=== Records for processing ===

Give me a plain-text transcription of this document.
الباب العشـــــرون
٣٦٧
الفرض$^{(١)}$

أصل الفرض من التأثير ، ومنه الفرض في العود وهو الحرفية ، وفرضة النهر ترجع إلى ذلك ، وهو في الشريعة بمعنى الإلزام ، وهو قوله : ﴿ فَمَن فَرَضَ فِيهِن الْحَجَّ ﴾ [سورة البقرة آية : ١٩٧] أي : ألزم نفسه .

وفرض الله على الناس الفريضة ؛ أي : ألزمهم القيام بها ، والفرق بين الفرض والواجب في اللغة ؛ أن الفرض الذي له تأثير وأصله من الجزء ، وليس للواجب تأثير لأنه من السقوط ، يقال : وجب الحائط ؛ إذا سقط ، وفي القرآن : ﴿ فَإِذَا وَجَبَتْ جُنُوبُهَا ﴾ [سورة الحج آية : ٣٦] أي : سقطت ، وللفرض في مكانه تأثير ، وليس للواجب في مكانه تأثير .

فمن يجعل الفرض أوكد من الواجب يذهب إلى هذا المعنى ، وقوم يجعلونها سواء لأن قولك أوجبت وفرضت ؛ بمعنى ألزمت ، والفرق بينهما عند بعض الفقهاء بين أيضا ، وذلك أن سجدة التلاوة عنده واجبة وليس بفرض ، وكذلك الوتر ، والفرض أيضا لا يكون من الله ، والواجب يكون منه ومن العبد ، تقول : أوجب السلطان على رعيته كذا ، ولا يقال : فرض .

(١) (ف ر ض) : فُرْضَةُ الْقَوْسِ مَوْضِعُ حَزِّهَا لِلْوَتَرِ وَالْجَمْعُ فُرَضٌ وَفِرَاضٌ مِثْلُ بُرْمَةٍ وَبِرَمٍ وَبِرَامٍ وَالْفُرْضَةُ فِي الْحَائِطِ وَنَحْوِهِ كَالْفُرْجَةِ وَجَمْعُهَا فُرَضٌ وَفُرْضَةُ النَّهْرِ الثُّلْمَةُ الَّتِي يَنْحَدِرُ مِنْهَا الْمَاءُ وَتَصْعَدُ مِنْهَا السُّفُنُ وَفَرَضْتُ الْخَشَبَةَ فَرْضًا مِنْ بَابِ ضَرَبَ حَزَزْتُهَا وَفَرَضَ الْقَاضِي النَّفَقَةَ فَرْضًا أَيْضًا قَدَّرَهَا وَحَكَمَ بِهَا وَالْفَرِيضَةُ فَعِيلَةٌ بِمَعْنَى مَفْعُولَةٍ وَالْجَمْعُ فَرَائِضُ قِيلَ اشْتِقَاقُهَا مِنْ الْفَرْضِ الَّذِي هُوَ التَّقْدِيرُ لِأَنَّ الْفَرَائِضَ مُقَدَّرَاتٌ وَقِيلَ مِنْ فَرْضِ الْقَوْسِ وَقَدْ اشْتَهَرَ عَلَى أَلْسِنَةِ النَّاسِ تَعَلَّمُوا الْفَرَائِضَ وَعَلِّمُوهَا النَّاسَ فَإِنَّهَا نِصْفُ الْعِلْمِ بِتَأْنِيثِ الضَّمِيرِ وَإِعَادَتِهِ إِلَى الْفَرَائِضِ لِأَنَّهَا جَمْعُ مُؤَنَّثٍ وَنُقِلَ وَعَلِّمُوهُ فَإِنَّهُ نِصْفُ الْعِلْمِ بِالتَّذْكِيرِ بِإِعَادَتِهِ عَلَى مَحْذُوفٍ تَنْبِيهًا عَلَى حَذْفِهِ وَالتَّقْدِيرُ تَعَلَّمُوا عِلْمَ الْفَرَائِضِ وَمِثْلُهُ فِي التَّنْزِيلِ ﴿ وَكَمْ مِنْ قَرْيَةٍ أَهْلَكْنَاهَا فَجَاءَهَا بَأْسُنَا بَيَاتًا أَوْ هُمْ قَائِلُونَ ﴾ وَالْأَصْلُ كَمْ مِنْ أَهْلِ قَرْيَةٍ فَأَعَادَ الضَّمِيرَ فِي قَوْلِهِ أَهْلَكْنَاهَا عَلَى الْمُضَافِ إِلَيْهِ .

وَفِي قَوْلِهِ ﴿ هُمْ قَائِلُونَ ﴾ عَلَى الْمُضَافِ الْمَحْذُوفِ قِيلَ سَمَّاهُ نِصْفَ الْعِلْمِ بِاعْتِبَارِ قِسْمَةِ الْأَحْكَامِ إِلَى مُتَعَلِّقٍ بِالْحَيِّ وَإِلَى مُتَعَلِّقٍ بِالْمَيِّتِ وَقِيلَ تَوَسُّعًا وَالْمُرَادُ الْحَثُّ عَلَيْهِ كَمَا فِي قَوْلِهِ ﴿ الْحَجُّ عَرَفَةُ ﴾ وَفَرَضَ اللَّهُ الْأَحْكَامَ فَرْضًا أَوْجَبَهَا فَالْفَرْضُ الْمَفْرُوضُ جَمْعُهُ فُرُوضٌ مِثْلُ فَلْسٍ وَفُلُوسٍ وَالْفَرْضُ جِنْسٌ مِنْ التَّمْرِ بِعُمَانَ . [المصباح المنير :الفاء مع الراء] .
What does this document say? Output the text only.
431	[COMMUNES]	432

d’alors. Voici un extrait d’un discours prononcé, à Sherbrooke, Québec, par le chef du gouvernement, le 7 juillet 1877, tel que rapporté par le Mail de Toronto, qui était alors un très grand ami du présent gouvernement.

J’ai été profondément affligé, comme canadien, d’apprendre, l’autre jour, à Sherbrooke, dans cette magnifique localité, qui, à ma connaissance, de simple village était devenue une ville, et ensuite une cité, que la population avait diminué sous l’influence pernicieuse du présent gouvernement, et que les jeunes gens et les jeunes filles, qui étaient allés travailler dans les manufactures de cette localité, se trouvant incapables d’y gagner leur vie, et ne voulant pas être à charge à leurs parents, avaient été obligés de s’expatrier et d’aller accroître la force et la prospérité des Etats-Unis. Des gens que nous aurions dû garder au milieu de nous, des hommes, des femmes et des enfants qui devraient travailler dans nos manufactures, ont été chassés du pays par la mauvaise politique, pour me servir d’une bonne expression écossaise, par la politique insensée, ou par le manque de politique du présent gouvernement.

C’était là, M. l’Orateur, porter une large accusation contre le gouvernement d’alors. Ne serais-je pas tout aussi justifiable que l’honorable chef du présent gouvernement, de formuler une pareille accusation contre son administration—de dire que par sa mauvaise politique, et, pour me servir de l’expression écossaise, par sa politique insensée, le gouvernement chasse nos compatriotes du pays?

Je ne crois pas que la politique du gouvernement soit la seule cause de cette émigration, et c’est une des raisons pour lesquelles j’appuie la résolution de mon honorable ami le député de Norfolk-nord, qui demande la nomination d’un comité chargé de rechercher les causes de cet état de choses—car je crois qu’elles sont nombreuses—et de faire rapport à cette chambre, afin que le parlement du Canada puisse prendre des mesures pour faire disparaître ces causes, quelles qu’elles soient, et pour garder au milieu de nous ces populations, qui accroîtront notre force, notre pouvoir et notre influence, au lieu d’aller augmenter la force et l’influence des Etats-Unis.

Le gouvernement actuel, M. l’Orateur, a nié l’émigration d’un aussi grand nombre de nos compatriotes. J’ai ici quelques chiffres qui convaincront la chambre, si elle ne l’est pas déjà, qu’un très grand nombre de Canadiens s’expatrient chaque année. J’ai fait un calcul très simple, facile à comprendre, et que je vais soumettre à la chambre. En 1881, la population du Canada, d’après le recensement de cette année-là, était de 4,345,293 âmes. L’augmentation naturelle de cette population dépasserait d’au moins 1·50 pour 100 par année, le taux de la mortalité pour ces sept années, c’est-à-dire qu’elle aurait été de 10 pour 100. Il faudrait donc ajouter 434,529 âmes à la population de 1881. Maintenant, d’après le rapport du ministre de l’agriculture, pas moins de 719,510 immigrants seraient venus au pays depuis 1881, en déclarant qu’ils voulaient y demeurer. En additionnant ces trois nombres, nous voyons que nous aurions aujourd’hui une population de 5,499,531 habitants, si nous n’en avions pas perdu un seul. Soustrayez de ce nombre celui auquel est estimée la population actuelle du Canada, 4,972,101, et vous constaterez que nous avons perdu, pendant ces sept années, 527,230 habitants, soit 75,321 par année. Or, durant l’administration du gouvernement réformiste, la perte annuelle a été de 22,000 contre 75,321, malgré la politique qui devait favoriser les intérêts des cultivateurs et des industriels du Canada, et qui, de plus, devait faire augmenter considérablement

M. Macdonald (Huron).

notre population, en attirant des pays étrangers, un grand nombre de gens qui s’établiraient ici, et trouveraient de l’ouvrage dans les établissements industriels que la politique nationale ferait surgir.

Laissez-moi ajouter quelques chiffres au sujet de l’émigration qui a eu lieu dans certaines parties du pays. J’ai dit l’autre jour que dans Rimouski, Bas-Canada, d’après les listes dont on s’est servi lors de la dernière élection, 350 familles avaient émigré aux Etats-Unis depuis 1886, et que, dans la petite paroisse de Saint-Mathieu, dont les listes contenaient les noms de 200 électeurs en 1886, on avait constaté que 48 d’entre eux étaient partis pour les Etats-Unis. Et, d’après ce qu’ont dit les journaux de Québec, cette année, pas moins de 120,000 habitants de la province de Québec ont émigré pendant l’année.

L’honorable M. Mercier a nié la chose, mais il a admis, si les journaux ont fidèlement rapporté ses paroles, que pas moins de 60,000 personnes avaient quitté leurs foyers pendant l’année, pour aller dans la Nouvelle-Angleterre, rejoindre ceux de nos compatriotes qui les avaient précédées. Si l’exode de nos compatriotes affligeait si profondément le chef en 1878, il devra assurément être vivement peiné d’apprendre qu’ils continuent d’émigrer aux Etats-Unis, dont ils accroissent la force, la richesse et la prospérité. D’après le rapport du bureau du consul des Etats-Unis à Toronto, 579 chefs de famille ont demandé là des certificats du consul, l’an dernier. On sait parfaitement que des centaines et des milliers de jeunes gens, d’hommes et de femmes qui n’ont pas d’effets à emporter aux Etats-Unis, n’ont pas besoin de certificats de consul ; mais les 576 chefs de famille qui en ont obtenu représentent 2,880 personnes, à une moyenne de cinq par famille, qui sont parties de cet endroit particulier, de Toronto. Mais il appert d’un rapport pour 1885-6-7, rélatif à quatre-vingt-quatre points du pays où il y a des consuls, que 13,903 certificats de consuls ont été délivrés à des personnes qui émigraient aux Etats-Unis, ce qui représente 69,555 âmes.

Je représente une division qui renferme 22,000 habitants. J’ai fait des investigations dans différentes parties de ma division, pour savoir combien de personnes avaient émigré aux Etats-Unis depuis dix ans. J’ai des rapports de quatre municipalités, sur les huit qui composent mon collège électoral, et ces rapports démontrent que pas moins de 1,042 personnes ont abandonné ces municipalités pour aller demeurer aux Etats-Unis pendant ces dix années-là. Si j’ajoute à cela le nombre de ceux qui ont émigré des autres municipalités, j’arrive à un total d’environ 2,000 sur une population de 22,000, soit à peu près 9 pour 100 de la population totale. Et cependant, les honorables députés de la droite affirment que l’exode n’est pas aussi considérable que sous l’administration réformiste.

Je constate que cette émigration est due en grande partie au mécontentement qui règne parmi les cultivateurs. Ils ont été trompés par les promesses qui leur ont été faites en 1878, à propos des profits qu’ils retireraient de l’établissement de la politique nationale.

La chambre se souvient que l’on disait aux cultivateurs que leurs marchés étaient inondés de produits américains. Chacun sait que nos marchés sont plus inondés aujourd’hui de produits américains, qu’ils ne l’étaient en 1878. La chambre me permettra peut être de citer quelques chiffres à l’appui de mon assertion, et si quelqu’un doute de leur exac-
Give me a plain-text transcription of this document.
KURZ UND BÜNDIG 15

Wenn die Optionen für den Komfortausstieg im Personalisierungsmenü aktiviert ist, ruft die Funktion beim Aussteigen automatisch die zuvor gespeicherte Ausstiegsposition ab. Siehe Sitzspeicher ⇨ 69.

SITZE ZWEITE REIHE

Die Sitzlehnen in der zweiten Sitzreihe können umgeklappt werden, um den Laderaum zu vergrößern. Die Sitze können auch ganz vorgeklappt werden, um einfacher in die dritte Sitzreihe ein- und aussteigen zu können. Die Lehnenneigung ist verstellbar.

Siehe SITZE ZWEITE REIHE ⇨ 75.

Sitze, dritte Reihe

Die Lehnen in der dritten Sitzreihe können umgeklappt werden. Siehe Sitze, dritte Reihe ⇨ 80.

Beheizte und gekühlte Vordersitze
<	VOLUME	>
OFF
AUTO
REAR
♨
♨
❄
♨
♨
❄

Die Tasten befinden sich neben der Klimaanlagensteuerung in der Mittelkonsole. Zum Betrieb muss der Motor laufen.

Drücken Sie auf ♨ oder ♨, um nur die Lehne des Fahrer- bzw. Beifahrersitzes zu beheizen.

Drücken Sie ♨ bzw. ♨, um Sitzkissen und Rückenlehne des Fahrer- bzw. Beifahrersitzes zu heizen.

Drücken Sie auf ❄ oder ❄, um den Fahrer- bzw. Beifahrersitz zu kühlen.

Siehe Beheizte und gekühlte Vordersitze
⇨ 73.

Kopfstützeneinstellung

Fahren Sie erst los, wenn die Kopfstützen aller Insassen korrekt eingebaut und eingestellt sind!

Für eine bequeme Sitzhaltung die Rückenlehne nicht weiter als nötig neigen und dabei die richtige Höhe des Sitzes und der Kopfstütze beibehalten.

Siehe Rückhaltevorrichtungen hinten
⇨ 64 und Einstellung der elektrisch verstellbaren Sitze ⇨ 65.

=== Task prompt ===
Show every line of the records above that contains the word "können".

=== Right answer ===
Die Sitzlehnen in der zweiten Sitzreihe können umgeklappt werden, um den Laderaum zu vergrößern. Die Sitze können auch ganz vorgeklappt werden, um einfacher in die dritte Sitzreihe ein- und aussteigen zu können. Die Lehnenneigung ist verstellbar.
Die Lehnen in der dritten Sitzreihe können umgeklappt werden. Siehe Sitze, dritte Reihe ⇨ 80.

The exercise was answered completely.